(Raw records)
<<<<
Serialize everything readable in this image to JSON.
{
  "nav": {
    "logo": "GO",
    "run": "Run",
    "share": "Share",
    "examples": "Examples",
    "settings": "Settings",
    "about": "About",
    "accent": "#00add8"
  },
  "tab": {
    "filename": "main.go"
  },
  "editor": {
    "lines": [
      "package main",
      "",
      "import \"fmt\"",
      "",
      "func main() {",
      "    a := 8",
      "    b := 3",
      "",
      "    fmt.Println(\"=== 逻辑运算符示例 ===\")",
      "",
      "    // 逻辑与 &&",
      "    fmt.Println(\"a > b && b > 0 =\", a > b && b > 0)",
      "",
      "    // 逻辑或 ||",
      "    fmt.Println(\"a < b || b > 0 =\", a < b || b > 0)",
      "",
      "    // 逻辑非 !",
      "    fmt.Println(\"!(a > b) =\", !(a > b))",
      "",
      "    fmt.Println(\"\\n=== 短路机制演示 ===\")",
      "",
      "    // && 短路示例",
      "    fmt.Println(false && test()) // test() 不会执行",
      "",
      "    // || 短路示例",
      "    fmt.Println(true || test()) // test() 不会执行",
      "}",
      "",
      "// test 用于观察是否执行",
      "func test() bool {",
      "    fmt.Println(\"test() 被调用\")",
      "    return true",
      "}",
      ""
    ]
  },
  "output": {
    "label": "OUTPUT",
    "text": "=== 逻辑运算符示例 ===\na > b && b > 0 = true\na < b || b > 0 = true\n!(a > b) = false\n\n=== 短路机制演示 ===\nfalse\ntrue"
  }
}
>>>>
## Exercise directions
Say how many lines of the listing above contain "短路机制演示", with no other words.

## Task answer
2